Your objective: Write out the passage of the game discussion between "Must be a Thursday." and "Playing regularly? Minecraft.", inclusive, switching "Thursday" to "Friday".

Text under study:
:::::


        There are also more modern offerings like Tales of Maj’Eyal, Caves of QUD, and Dungeons of Dredmor that are fully faithful roguelikes with either more modern graphics or QOL upgrades.

    • Hell yes!! And you can play it on the nethack site through terminal. So awesome. And watch others play it too

  • Every so often I’ll have another run at the Hitchhiker’s Guide to the Galaxy text adventure from 1984.

    You wake up. The room is spinning very gently round your head. Or at least it would be if you could see it which you can’t.

    It is pitch black.

    > _

    • 3 months

      > turn on the light

      > get out of bed

      > open the curtain

      As you part your curtains, you see that is a bright morning, the sun is shining, the birds are singing, the meadows are blooming, and a large yellow bulldozer is advancing towards your home.

      Must be a Thursday. I never could get the hang of those.

    • 3 months

      I slapped myself, and died.

      Most satisfying death in a video game I can remember

    • Adams also wrote the game ‘Bureaucracy’, similarly rather difficult. And later ‘Starship Titanic’, which is a 3d adventure with textual conversations.

  • Playing regularly? Minecraft.

:::::

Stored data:
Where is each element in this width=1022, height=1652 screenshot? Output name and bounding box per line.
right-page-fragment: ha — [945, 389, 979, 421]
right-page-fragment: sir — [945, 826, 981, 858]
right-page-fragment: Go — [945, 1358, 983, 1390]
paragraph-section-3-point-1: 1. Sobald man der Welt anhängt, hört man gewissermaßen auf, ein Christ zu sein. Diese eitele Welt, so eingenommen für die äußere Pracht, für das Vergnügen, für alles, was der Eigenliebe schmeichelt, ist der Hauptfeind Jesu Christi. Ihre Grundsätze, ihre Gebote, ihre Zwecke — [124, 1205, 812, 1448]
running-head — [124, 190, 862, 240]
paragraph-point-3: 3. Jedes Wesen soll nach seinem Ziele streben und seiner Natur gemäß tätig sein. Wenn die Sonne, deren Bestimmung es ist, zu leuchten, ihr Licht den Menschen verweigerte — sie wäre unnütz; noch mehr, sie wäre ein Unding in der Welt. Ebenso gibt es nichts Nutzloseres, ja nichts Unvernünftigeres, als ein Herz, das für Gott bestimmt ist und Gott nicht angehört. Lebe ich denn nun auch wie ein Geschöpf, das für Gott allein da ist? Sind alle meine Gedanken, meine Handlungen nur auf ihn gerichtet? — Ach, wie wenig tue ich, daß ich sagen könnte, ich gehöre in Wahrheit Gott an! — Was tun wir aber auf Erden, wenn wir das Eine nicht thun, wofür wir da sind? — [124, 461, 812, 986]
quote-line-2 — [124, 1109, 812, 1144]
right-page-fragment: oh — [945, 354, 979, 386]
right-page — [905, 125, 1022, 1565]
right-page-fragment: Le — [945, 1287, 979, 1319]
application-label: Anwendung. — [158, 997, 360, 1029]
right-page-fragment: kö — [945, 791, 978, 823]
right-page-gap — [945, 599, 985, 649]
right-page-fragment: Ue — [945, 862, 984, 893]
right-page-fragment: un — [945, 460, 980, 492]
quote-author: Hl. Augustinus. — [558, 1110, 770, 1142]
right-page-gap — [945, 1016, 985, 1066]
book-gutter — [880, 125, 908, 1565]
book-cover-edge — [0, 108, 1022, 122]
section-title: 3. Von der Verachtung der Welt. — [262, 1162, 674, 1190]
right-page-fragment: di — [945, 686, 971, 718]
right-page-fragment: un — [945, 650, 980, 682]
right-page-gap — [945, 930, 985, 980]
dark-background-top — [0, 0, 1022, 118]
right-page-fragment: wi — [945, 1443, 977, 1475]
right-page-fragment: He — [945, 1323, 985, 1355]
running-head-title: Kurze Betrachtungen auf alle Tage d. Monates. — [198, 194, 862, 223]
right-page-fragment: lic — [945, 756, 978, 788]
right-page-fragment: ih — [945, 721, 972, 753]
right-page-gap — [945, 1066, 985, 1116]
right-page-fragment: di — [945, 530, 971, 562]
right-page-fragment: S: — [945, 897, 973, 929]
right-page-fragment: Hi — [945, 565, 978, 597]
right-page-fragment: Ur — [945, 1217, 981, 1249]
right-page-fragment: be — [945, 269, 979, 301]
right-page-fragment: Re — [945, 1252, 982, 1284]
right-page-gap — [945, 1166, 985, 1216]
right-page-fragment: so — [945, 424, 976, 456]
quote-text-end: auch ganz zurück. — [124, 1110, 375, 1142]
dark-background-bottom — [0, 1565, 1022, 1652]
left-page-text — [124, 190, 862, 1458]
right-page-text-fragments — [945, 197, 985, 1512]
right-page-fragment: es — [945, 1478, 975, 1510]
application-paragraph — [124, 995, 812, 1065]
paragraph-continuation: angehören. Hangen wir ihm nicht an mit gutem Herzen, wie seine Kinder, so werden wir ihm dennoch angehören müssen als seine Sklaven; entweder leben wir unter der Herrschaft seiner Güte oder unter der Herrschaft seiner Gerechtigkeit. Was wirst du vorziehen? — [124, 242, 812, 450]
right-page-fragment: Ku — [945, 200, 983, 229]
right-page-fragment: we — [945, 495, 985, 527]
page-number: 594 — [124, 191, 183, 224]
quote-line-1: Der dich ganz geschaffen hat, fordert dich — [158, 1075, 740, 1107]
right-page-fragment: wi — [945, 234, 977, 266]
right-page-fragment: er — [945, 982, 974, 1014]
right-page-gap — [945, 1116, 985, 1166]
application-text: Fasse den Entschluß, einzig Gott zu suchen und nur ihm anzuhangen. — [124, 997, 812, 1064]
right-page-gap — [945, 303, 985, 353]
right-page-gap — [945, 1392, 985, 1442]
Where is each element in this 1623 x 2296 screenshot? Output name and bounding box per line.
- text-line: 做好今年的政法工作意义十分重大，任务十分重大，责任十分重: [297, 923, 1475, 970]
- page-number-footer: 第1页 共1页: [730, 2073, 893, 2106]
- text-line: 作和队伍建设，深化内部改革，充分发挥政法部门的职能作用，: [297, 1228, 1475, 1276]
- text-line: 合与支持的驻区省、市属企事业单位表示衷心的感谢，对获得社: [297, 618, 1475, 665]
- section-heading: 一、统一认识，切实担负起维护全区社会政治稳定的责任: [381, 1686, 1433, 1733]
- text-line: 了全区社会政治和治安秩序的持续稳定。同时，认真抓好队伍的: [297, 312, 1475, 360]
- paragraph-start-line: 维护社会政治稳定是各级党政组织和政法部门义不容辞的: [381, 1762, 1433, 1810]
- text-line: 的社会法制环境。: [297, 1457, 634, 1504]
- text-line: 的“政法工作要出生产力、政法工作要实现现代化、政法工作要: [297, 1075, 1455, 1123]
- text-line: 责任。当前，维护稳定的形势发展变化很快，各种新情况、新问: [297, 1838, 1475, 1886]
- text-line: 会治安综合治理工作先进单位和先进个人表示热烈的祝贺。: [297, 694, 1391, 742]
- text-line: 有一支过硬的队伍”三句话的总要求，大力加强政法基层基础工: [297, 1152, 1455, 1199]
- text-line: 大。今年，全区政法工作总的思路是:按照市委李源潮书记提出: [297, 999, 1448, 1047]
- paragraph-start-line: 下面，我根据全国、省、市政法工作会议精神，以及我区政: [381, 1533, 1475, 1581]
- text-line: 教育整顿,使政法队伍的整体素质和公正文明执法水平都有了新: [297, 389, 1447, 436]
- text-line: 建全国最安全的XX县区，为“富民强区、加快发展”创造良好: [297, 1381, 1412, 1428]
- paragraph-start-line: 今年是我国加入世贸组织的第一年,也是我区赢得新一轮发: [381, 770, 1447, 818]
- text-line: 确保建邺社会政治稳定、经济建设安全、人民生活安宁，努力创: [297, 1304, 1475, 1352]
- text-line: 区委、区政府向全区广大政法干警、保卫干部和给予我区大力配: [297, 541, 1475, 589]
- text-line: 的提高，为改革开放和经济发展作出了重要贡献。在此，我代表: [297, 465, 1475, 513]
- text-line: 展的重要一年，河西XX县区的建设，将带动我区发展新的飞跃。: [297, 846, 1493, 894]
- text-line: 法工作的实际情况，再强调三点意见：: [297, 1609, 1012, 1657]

:::::

Solution for this exercise:
Must be a Friday. I never could get the hang of those.

    • 3 months

      I slapped myself, and died.

      Most satisfying death in a video game I can remember

    • Adams also wrote the game ‘Bureaucracy’, similarly rather difficult. And later ‘Starship Titanic’, which is a 3d adventure with textual conversations.

  • Playing regularly? Minecraft.